(A block of data)
:::::

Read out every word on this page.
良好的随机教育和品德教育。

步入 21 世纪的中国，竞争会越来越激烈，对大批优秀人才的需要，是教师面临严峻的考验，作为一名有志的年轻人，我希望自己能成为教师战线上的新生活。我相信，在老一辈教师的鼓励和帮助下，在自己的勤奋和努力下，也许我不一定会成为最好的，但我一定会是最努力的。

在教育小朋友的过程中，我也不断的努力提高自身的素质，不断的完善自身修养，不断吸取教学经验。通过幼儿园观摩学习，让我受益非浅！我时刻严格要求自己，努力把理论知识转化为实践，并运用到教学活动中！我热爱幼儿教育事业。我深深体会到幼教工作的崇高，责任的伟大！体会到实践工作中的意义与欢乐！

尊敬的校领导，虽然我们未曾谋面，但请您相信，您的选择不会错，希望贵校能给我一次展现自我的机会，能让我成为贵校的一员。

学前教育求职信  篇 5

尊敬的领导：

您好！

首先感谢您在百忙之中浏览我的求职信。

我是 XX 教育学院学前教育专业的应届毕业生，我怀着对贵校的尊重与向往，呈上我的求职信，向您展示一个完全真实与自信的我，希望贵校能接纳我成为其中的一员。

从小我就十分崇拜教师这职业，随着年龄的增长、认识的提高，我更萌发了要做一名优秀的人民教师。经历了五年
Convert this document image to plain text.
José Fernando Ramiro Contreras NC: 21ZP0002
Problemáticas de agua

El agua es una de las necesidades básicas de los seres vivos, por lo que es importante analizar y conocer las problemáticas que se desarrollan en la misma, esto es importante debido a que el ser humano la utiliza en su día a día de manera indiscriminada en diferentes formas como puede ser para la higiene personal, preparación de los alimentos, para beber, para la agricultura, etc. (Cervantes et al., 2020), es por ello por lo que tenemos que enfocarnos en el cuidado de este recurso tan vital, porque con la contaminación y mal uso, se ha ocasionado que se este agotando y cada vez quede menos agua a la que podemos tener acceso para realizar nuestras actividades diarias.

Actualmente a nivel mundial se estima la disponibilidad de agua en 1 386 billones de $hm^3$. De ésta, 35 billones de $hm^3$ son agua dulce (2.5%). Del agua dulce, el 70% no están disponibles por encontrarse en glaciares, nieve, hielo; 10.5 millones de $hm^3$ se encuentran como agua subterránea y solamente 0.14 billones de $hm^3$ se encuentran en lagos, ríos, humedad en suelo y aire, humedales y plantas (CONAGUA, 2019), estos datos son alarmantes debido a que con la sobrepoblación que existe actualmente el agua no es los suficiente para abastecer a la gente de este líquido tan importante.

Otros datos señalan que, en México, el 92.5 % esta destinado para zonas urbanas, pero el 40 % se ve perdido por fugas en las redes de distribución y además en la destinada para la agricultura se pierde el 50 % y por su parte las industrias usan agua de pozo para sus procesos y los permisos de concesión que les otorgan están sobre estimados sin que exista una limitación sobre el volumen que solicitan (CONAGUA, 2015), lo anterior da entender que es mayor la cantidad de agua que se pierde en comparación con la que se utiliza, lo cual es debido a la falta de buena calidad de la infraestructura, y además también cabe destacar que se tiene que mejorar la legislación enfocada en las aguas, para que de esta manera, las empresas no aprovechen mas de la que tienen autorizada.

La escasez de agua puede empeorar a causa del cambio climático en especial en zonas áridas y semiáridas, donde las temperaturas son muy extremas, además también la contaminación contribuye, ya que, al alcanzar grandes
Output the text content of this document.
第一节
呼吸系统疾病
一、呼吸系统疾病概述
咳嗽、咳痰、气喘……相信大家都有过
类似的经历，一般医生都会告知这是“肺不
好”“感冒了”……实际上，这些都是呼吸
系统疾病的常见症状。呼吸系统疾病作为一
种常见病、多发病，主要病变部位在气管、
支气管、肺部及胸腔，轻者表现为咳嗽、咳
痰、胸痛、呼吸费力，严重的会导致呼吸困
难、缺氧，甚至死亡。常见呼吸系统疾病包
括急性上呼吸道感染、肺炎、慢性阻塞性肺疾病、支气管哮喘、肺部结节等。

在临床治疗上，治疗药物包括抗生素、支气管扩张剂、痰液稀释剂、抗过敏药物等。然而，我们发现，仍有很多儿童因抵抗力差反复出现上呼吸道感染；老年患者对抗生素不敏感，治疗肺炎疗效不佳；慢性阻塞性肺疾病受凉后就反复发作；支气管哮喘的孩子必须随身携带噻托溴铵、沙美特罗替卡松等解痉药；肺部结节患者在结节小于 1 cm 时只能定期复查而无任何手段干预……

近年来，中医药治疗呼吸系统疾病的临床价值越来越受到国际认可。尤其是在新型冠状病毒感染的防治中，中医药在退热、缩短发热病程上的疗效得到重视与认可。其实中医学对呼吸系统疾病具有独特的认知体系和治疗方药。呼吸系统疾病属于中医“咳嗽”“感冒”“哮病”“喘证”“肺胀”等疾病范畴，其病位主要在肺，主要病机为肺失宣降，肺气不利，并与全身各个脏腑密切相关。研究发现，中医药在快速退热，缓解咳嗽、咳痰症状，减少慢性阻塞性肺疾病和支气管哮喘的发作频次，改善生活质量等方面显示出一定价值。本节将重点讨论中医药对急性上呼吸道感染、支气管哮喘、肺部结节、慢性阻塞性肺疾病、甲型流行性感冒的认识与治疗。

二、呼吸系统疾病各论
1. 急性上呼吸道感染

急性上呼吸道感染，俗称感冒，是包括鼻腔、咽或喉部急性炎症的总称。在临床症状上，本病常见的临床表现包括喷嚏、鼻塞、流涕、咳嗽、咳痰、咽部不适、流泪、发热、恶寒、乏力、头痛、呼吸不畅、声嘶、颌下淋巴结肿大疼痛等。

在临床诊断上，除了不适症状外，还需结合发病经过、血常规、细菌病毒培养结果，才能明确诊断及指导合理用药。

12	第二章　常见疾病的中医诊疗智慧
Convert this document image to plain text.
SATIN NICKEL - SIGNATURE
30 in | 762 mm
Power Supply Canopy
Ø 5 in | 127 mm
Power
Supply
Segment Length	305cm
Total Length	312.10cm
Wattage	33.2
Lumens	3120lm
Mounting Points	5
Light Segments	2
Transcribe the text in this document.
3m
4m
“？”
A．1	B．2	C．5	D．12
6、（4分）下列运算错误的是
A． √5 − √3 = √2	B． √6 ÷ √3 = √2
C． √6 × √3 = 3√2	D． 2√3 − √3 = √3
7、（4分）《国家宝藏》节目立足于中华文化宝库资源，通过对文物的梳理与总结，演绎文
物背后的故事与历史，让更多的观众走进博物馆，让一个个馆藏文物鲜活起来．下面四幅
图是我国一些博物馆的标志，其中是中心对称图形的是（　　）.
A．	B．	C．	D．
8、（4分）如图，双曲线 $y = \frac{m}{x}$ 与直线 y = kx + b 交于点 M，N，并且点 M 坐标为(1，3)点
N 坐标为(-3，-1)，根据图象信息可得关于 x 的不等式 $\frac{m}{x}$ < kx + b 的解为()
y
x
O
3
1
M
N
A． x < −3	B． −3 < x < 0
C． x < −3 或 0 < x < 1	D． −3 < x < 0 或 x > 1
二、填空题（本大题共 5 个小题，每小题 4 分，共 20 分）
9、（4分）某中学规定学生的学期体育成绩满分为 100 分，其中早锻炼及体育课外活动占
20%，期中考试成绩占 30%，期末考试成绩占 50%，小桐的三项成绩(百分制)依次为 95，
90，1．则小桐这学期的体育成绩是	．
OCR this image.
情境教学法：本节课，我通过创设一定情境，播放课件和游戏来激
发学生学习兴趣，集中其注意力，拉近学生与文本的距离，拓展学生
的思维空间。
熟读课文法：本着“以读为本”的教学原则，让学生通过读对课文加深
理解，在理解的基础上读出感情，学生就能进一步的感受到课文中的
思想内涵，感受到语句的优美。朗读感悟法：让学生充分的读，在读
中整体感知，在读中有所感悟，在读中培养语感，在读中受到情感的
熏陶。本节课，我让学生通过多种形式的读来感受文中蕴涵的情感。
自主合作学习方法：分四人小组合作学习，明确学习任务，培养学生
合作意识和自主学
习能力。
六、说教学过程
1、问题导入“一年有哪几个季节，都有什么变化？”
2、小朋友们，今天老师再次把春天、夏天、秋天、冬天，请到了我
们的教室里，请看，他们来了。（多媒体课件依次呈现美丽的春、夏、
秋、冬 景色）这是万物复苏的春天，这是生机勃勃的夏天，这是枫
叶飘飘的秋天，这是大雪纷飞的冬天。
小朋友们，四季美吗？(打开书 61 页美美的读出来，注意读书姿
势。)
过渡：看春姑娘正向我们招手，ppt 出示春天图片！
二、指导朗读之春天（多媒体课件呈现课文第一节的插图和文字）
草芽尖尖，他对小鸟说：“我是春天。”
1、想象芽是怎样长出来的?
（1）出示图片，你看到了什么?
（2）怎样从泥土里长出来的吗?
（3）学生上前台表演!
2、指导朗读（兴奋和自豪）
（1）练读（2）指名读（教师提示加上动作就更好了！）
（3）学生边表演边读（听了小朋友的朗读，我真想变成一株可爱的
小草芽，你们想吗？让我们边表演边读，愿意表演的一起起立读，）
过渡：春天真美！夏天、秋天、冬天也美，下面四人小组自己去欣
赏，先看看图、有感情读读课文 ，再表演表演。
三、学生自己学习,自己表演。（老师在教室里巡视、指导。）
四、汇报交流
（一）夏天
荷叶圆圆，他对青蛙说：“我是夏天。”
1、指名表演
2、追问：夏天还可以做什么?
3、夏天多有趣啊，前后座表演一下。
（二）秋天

:::::

Your objective: Print exactly the lines above, starting at the line that contains "OCR this image." and ending with the last line of the records, both included.

Output:
OCR this image.
情境教学法：本节课，我通过创设一定情境，播放课件和游戏来激
发学生学习兴趣，集中其注意力，拉近学生与文本的距离，拓展学生
的思维空间。
熟读课文法：本着“以读为本”的教学原则，让学生通过读对课文加深
理解，在理解的基础上读出感情，学生就能进一步的感受到课文中的
思想内涵，感受到语句的优美。朗读感悟法：让学生充分的读，在读
中整体感知，在读中有所感悟，在读中培养语感，在读中受到情感的
熏陶。本节课，我让学生通过多种形式的读来感受文中蕴涵的情感。
自主合作学习方法：分四人小组合作学习，明确学习任务，培养学生
合作意识和自主学
习能力。
六、说教学过程
1、问题导入“一年有哪几个季节，都有什么变化？”
2、小朋友们，今天老师再次把春天、夏天、秋天、冬天，请到了我
们的教室里，请看，他们来了。（多媒体课件依次呈现美丽的春、夏、
秋、冬 景色）这是万物复苏的春天，这是生机勃勃的夏天，这是枫
叶飘飘的秋天，这是大雪纷飞的冬天。
小朋友们，四季美吗？(打开书 61 页美美的读出来，注意读书姿
势。)
过渡：看春姑娘正向我们招手，ppt 出示春天图片！
二、指导朗读之春天（多媒体课件呈现课文第一节的插图和文字）
草芽尖尖，他对小鸟说：“我是春天。”
1、想象芽是怎样长出来的?
（1）出示图片，你看到了什么?
（2）怎样从泥土里长出来的吗?
（3）学生上前台表演!
2、指导朗读（兴奋和自豪）
（1）练读（2）指名读（教师提示加上动作就更好了！）
（3）学生边表演边读（听了小朋友的朗读，我真想变成一株可爱的
小草芽，你们想吗？让我们边表演边读，愿意表演的一起起立读，）
过渡：春天真美！夏天、秋天、冬天也美，下面四人小组自己去欣
赏，先看看图、有感情读读课文 ，再表演表演。
三、学生自己学习,自己表演。（老师在教室里巡视、指导。）
四、汇报交流
（一）夏天
荷叶圆圆，他对青蛙说：“我是夏天。”
1、指名表演
2、追问：夏天还可以做什么?
3、夏天多有趣啊，前后座表演一下。
（二）秋天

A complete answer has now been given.